* WHAT TO WORK ON: The listing must be reproduced in full, exactly as it stands.

[Start MATERIAL FOR THIS TASK]

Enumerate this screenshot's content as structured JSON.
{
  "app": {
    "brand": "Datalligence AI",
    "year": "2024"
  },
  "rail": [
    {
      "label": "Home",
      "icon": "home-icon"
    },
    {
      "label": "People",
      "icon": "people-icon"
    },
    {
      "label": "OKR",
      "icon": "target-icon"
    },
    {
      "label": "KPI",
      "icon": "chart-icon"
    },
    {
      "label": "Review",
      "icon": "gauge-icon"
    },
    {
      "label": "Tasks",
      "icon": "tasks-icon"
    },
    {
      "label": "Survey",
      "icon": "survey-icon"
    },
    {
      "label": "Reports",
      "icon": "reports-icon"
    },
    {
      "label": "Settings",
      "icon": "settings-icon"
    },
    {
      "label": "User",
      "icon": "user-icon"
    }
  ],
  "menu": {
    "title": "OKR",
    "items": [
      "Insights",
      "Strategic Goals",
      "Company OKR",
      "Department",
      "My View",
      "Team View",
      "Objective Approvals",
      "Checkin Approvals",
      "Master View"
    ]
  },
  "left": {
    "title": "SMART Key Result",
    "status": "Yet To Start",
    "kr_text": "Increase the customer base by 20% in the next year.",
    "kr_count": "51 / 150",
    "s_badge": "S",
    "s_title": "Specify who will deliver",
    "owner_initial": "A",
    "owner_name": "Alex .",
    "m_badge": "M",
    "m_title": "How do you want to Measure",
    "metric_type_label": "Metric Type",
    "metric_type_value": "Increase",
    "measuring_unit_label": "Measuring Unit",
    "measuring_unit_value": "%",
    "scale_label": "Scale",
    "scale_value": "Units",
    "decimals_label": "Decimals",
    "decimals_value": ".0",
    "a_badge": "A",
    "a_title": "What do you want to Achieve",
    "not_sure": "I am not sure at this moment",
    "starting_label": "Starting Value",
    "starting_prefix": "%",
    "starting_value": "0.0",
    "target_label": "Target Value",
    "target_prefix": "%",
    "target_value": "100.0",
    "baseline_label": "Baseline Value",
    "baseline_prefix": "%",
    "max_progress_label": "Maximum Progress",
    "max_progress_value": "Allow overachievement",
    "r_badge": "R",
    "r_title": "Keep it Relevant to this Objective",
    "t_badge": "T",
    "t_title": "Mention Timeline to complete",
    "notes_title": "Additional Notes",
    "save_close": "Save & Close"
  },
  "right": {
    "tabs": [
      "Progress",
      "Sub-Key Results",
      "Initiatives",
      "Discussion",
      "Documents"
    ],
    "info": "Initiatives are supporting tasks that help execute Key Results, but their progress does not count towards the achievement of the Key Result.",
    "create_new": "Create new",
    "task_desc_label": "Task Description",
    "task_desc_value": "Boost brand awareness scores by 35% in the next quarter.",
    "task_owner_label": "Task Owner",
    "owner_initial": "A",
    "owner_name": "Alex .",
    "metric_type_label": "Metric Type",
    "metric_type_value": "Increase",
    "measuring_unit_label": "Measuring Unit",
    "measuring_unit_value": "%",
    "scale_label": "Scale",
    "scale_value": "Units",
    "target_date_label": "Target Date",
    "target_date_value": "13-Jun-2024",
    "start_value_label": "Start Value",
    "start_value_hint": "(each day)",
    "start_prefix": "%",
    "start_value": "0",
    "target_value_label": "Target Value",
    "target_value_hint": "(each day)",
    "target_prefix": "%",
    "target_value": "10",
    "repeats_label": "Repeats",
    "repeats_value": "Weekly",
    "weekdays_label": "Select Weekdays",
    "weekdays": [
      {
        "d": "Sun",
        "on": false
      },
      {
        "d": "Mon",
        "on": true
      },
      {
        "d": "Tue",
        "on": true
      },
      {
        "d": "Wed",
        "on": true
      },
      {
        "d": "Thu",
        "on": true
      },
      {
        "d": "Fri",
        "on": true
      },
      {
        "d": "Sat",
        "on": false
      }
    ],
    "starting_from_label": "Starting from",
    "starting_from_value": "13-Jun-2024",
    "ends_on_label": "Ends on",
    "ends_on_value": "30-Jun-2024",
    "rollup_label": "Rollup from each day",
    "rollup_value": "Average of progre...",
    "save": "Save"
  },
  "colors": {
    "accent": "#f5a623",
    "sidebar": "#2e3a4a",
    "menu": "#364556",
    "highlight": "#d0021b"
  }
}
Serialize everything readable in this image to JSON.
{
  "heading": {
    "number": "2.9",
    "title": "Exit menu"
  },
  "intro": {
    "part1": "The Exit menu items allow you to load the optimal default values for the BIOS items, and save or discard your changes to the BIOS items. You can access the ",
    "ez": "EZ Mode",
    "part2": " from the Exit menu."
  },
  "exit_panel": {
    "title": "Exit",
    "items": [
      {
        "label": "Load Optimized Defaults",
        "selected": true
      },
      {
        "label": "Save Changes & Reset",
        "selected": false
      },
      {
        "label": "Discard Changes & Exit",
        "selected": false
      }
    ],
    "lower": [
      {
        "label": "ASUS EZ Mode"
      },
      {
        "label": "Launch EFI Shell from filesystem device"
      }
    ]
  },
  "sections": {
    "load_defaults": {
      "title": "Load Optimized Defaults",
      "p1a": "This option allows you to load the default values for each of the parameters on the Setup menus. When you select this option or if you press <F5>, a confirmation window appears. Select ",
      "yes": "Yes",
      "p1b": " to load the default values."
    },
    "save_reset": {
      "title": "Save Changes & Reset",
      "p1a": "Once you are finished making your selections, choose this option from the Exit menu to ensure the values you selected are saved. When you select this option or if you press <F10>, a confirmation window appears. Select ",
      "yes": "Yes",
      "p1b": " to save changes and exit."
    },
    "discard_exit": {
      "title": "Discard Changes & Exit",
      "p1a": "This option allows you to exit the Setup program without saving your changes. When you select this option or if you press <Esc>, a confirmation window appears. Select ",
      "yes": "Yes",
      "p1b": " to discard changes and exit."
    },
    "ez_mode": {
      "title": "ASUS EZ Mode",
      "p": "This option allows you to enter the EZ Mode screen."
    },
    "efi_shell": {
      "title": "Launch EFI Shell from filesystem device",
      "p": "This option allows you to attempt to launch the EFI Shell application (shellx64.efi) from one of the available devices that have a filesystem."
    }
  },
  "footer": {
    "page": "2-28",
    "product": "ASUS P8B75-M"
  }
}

[End MATERIAL FOR THIS TASK]

* WRITTEN ANSWER:
Enumerate this screenshot's content as structured JSON.
{
  "app": {
    "brand": "Datalligence AI",
    "year": "2024"
  },
  "rail": [
    {
      "label": "Home",
      "icon": "home-icon"
    },
    {
      "label": "People",
      "icon": "people-icon"
    },
    {
      "label": "OKR",
      "icon": "target-icon"
    },
    {
      "label": "KPI",
      "icon": "chart-icon"
    },
    {
      "label": "Review",
      "icon": "gauge-icon"
    },
    {
      "label": "Tasks",
      "icon": "tasks-icon"
    },
    {
      "label": "Survey",
      "icon": "survey-icon"
    },
    {
      "label": "Reports",
      "icon": "reports-icon"
    },
    {
      "label": "Settings",
      "icon": "settings-icon"
    },
    {
      "label": "User",
      "icon": "user-icon"
    }
  ],
  "menu": {
    "title": "OKR",
    "items": [
      "Insights",
      "Strategic Goals",
      "Company OKR",
      "Department",
      "My View",
      "Team View",
      "Objective Approvals",
      "Checkin Approvals",
      "Master View"
    ]
  },
  "left": {
    "title": "SMART Key Result",
    "status": "Yet To Start",
    "kr_text": "Increase the customer base by 20% in the next year.",
    "kr_count": "51 / 150",
    "s_badge": "S",
    "s_title": "Specify who will deliver",
    "owner_initial": "A",
    "owner_name": "Alex .",
    "m_badge": "M",
    "m_title": "How do you want to Measure",
    "metric_type_label": "Metric Type",
    "metric_type_value": "Increase",
    "measuring_unit_label": "Measuring Unit",
    "measuring_unit_value": "%",
    "scale_label": "Scale",
    "scale_value": "Units",
    "decimals_label": "Decimals",
    "decimals_value": ".0",
    "a_badge": "A",
    "a_title": "What do you want to Achieve",
    "not_sure": "I am not sure at this moment",
    "starting_label": "Starting Value",
    "starting_prefix": "%",
    "starting_value": "0.0",
    "target_label": "Target Value",
    "target_prefix": "%",
    "target_value": "100.0",
    "baseline_label": "Baseline Value",
    "baseline_prefix": "%",
    "max_progress_label": "Maximum Progress",
    "max_progress_value": "Allow overachievement",
    "r_badge": "R",
    "r_title": "Keep it Relevant to this Objective",
    "t_badge": "T",
    "t_title": "Mention Timeline to complete",
    "notes_title": "Additional Notes",
    "save_close": "Save & Close"
  },
  "right": {
    "tabs": [
      "Progress",
      "Sub-Key Results",
      "Initiatives",
      "Discussion",
      "Documents"
    ],
    "info": "Initiatives are supporting tasks that help execute Key Results, but their progress does not count towards the achievement of the Key Result.",
    "create_new": "Create new",
    "task_desc_label": "Task Description",
    "task_desc_value": "Boost brand awareness scores by 35% in the next quarter.",
    "task_owner_label": "Task Owner",
    "owner_initial": "A",
    "owner_name": "Alex .",
    "metric_type_label": "Metric Type",
    "metric_type_value": "Increase",
    "measuring_unit_label": "Measuring Unit",
    "measuring_unit_value": "%",
    "scale_label": "Scale",
    "scale_value": "Units",
    "target_date_label": "Target Date",
    "target_date_value": "13-Jun-2024",
    "start_value_label": "Start Value",
    "start_value_hint": "(each day)",
    "start_prefix": "%",
    "start_value": "0",
    "target_value_label": "Target Value",
    "target_value_hint": "(each day)",
    "target_prefix": "%",
    "target_value": "10",
    "repeats_label": "Repeats",
    "repeats_value": "Weekly",
    "weekdays_label": "Select Weekdays",
    "weekdays": [
      {
        "d": "Sun",
        "on": false
      },
      {
        "d": "Mon",
        "on": true
      },
      {
        "d": "Tue",
        "on": true
      },
      {
        "d": "Wed",
        "on": true
      },
      {
        "d": "Thu",
        "on": true
      },
      {
        "d": "Fri",
        "on": true
      },
      {
        "d": "Sat",
        "on": false
      }
    ],
    "starting_from_label": "Starting from",
    "starting_from_value": "13-Jun-2024",
    "ends_on_label": "Ends on",
    "ends_on_value": "30-Jun-2024",
    "rollup_label": "Rollup from each day",
    "rollup_value": "Average of progre...",
    "save": "Save"
  },
  "colors": {
    "accent": "#f5a623",
    "sidebar": "#2e3a4a",
    "menu": "#364556",
    "highlight": "#d0021b"
  }
}
Serialize everything readable in this image to JSON.
{
  "heading": {
    "number": "2.9",
    "title": "Exit menu"
  },
  "intro": {
    "part1": "The Exit menu items allow you to load the optimal default values for the BIOS items, and save or discard your changes to the BIOS items. You can access the ",
    "ez": "EZ Mode",
    "part2": " from the Exit menu."
  },
  "exit_panel": {
    "title": "Exit",
    "items": [
      {
        "label": "Load Optimized Defaults",
        "selected": true
      },
      {
        "label": "Save Changes & Reset",
        "selected": false
      },
      {
        "label": "Discard Changes & Exit",
        "selected": false
      }
    ],
    "lower": [
      {
        "label": "ASUS EZ Mode"
      },
      {
        "label": "Launch EFI Shell from filesystem device"
      }
    ]
  },
  "sections": {
    "load_defaults": {
      "title": "Load Optimized Defaults",
      "p1a": "This option allows you to load the default values for each of the parameters on the Setup menus. When you select this option or if you press <F5>, a confirmation window appears. Select ",
      "yes": "Yes",
      "p1b": " to load the default values."
    },
    "save_reset": {
      "title": "Save Changes & Reset",
      "p1a": "Once you are finished making your selections, choose this option from the Exit menu to ensure the values you selected are saved. When you select this option or if you press <F10>, a confirmation window appears. Select ",
      "yes": "Yes",
      "p1b": " to save changes and exit."
    },
    "discard_exit": {
      "title": "Discard Changes & Exit",
      "p1a": "This option allows you to exit the Setup program without saving your changes. When you select this option or if you press <Esc>, a confirmation window appears. Select ",
      "yes": "Yes",
      "p1b": " to discard changes and exit."
    },
    "ez_mode": {
      "title": "ASUS EZ Mode",
      "p": "This option allows you to enter the EZ Mode screen."
    },
    "efi_shell": {
      "title": "Launch EFI Shell from filesystem device",
      "p": "This option allows you to attempt to launch the EFI Shell application (shellx64.efi) from one of the available devices that have a filesystem."
    }
  },
  "footer": {
    "page": "2-28",
    "product": "ASUS P8B75-M"
  }
}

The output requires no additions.